__Problem requirements__
Read the listing below and copy out every line that holds "мутовок".

__Provided records__

• • • •

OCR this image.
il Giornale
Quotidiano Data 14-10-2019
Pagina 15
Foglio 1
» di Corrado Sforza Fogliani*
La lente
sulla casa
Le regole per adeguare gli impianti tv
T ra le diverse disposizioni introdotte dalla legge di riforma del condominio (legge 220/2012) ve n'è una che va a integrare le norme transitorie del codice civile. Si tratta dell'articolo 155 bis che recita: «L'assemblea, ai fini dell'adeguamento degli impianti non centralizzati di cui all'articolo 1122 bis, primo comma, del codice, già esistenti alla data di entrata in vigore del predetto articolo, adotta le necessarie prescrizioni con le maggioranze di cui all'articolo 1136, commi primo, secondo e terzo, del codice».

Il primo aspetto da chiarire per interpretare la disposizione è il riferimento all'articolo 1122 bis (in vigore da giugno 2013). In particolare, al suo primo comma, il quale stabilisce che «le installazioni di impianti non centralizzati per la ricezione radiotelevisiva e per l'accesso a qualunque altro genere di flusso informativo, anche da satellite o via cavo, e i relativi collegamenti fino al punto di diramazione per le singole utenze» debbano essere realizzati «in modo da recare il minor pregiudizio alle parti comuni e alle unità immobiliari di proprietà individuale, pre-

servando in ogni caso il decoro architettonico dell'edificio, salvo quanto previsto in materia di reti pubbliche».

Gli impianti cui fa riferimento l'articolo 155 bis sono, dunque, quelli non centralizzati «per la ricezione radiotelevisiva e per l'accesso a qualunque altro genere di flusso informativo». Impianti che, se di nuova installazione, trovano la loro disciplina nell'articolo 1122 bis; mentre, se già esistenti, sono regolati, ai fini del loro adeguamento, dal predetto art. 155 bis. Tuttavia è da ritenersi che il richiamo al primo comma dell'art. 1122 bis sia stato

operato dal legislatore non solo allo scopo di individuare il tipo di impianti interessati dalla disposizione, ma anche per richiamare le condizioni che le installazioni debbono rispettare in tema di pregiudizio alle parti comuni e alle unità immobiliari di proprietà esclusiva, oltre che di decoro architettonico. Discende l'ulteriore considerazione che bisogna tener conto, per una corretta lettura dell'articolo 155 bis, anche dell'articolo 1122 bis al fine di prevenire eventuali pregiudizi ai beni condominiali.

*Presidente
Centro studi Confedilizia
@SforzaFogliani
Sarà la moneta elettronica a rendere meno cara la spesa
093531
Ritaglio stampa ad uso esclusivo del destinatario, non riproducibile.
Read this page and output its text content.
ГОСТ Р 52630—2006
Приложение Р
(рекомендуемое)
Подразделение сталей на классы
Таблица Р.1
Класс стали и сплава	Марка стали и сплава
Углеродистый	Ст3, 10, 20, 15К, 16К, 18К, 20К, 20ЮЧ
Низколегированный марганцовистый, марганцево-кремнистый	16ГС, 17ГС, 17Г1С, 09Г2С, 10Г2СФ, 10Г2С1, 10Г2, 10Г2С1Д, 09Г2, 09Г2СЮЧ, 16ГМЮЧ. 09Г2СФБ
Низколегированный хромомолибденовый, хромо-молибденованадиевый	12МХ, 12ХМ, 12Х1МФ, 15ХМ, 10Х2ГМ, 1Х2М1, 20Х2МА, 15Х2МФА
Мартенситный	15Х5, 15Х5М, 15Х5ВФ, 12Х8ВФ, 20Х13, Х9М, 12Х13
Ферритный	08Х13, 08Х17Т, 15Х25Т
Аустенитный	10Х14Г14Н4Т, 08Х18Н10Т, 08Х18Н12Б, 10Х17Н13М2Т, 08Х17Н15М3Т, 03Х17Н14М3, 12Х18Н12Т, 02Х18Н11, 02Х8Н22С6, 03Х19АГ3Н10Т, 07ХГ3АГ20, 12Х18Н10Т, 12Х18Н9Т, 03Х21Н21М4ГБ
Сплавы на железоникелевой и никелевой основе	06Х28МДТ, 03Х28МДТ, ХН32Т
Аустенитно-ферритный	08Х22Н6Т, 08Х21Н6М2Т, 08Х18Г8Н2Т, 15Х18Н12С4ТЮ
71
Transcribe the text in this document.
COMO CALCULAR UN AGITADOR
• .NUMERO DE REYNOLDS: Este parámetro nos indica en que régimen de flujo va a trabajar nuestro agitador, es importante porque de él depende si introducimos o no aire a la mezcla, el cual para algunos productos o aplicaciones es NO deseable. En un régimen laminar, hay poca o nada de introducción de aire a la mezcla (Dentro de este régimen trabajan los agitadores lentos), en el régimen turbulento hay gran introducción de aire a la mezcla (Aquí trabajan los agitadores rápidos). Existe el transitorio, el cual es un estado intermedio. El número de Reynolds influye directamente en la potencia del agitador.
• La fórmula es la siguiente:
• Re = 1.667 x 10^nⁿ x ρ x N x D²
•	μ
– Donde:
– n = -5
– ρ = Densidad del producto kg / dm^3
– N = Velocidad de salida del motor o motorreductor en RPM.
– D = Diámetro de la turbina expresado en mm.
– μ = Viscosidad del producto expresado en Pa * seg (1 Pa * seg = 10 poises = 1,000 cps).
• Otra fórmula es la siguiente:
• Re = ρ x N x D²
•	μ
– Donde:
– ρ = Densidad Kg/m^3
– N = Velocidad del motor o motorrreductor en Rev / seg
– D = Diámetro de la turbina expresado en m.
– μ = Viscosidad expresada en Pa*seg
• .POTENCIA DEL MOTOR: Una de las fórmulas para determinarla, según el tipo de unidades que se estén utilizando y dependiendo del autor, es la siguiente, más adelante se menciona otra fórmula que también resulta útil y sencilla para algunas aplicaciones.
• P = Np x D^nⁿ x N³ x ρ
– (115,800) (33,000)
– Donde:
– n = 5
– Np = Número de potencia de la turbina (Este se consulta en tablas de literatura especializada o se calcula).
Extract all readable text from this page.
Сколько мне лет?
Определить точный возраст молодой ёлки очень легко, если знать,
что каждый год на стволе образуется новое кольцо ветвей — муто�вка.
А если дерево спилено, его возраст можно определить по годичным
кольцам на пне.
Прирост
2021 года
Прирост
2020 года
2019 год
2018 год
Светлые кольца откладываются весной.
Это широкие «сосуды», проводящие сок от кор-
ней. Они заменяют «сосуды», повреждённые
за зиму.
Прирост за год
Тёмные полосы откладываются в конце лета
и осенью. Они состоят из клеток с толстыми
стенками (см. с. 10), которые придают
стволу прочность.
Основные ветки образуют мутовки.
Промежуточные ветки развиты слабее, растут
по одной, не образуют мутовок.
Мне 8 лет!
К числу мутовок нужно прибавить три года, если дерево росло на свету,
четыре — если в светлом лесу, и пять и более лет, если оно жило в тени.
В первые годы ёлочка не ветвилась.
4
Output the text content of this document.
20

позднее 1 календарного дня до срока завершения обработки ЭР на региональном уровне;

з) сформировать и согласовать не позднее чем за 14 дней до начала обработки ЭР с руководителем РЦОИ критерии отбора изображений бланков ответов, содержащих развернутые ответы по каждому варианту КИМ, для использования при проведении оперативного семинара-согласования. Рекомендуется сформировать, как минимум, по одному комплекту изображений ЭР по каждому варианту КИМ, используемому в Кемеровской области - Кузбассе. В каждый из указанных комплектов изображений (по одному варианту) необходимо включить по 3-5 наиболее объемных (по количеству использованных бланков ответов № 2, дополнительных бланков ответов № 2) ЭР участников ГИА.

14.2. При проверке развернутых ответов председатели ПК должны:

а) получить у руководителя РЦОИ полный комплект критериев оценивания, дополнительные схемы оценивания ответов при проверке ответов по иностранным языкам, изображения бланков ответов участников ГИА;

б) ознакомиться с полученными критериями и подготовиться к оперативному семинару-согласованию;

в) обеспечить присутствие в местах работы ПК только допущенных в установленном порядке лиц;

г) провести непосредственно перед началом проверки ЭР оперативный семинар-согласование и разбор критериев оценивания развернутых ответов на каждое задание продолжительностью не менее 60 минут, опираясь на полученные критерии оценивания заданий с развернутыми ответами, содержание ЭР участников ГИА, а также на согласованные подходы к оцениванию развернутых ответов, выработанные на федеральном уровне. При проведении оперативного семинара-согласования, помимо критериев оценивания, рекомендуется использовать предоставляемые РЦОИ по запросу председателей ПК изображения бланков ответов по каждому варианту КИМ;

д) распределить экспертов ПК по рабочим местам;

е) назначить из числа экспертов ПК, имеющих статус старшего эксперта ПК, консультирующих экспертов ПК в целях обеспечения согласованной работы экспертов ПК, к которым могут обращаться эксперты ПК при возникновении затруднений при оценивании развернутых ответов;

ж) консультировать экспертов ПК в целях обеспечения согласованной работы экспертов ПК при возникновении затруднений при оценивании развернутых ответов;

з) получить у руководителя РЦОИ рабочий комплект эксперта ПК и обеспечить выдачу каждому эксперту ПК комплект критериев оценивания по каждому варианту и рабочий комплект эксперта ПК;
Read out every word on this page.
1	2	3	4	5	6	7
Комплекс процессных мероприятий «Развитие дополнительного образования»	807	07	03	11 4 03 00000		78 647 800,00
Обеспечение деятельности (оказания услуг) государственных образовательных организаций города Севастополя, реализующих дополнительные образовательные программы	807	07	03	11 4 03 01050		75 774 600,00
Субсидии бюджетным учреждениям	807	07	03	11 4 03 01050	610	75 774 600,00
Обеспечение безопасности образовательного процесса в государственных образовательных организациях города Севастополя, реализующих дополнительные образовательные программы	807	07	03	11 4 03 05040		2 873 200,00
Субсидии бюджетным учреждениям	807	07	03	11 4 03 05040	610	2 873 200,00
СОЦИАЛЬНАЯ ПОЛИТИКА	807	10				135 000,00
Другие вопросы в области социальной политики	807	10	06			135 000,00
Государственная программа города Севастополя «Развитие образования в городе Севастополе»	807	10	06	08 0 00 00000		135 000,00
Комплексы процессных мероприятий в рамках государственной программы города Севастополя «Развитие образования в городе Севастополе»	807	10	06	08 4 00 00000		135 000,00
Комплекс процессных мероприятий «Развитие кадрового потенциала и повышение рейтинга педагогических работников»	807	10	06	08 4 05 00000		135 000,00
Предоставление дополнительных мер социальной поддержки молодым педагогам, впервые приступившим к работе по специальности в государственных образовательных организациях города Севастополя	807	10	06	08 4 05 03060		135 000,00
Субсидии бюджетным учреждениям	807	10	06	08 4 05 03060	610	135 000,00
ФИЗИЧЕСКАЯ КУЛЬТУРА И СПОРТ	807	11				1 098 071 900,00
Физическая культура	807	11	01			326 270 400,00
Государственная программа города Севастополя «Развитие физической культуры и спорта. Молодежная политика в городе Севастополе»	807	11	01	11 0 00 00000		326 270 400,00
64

• • • •

__Response to this exercise__
по одной, не образуют мутовок.
К числу мутовок нужно прибавить три года, если дерево росло на свету,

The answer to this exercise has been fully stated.